Dataset items:
● ● ● ● ●

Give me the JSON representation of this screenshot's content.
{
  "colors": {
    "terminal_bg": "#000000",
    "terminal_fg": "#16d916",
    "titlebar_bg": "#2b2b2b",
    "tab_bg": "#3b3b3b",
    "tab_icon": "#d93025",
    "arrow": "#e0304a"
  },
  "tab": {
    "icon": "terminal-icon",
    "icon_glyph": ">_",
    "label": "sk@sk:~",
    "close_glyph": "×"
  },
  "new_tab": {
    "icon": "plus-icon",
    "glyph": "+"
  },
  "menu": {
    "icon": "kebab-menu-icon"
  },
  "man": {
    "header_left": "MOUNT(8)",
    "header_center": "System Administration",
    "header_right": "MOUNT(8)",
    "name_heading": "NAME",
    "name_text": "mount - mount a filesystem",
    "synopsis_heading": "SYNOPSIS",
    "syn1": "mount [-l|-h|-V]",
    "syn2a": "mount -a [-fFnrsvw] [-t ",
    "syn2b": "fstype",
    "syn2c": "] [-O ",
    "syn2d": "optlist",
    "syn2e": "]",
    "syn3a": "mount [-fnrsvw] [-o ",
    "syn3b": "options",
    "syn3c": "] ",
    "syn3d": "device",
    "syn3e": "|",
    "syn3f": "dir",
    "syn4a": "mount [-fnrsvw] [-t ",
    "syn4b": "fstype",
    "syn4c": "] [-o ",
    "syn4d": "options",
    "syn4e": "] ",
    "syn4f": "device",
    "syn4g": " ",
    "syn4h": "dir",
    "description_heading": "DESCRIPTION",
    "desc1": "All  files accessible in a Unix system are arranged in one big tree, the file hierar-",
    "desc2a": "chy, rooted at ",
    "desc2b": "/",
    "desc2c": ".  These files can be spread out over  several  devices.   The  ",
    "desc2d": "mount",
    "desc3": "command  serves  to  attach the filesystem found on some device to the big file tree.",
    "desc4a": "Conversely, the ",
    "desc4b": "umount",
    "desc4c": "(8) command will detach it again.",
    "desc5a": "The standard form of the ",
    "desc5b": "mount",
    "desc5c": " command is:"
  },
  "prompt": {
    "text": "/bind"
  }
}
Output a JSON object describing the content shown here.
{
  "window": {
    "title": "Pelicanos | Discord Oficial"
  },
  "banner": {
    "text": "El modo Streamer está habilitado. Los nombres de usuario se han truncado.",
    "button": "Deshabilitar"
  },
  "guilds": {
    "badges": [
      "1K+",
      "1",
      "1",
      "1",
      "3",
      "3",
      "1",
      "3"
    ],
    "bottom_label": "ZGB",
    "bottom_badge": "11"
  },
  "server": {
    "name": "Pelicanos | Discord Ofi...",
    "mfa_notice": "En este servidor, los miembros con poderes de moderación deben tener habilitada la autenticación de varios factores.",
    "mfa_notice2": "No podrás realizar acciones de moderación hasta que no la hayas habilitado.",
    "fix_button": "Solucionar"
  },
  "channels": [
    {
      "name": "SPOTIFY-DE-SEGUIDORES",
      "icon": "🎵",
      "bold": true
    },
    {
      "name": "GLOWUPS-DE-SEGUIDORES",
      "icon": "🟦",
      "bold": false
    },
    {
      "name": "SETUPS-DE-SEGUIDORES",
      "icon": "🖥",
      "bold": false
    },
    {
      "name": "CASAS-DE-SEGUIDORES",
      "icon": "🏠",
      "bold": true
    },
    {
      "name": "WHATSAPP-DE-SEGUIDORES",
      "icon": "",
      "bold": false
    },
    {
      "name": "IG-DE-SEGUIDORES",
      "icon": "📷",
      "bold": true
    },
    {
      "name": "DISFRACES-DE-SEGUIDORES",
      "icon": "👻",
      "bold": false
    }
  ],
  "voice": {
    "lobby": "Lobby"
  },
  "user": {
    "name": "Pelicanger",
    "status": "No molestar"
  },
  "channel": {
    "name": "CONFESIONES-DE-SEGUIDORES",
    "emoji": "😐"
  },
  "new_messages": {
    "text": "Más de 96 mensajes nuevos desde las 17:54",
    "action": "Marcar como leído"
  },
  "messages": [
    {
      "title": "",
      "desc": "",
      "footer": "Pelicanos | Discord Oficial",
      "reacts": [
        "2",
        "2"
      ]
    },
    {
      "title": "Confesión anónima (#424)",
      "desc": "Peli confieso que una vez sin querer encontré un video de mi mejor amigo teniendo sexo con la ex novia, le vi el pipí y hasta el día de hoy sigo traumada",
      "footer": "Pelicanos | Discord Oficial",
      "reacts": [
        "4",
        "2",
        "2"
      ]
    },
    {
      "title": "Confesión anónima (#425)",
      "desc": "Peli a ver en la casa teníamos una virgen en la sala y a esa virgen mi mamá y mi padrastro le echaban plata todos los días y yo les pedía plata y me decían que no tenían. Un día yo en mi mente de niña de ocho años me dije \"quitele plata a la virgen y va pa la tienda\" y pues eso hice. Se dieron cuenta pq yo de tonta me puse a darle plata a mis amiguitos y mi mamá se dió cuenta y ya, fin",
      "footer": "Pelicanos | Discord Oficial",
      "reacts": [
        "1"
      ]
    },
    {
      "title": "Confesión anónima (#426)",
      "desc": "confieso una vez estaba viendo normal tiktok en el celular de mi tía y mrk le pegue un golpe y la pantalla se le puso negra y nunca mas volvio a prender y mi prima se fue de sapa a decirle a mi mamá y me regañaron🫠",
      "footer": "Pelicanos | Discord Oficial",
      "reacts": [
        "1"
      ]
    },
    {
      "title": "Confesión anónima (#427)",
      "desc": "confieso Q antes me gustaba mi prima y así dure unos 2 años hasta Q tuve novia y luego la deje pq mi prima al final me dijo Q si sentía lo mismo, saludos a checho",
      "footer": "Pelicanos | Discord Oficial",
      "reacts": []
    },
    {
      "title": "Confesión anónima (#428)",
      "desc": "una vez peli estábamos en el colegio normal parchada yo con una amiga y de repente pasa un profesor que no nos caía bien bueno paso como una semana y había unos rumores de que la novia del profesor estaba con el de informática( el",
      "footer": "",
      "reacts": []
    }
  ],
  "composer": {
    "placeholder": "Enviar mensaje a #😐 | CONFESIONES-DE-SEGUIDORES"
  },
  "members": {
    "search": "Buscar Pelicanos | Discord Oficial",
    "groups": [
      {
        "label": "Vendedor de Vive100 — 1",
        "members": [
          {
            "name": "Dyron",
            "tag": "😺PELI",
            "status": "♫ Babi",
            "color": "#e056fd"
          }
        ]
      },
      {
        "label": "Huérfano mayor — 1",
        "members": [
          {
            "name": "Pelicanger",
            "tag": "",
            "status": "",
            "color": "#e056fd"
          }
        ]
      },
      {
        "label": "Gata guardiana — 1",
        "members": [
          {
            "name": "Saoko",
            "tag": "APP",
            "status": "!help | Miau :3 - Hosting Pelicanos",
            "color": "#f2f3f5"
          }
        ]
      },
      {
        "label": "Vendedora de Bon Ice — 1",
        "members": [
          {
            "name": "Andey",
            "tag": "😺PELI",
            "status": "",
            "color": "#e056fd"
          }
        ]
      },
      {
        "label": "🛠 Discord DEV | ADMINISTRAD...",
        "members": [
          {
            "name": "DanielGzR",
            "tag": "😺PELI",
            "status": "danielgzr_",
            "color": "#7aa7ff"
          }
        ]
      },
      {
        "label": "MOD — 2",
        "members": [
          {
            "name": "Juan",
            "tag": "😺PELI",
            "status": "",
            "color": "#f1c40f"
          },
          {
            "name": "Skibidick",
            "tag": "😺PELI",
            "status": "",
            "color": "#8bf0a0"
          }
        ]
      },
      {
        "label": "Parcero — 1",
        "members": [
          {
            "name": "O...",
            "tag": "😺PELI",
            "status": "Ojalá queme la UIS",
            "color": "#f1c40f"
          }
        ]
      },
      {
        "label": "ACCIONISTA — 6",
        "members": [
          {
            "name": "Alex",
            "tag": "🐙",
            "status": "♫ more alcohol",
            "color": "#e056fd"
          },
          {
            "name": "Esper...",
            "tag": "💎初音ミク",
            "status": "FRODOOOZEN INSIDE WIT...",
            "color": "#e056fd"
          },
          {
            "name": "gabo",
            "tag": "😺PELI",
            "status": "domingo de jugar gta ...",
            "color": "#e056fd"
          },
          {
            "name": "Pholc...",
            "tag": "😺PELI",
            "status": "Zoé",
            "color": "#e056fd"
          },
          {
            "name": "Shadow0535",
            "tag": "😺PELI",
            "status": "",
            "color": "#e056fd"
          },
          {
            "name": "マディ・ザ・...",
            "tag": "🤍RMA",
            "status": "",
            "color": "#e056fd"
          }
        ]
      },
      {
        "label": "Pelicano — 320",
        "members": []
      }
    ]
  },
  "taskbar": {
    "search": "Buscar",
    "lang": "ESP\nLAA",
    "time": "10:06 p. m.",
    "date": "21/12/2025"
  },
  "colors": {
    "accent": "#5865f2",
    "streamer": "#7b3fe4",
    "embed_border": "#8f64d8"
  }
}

● ● ● ● ●

Exercise details: Tally every line of the data that holds the word "años" and write the count alone.

Result for this task: 2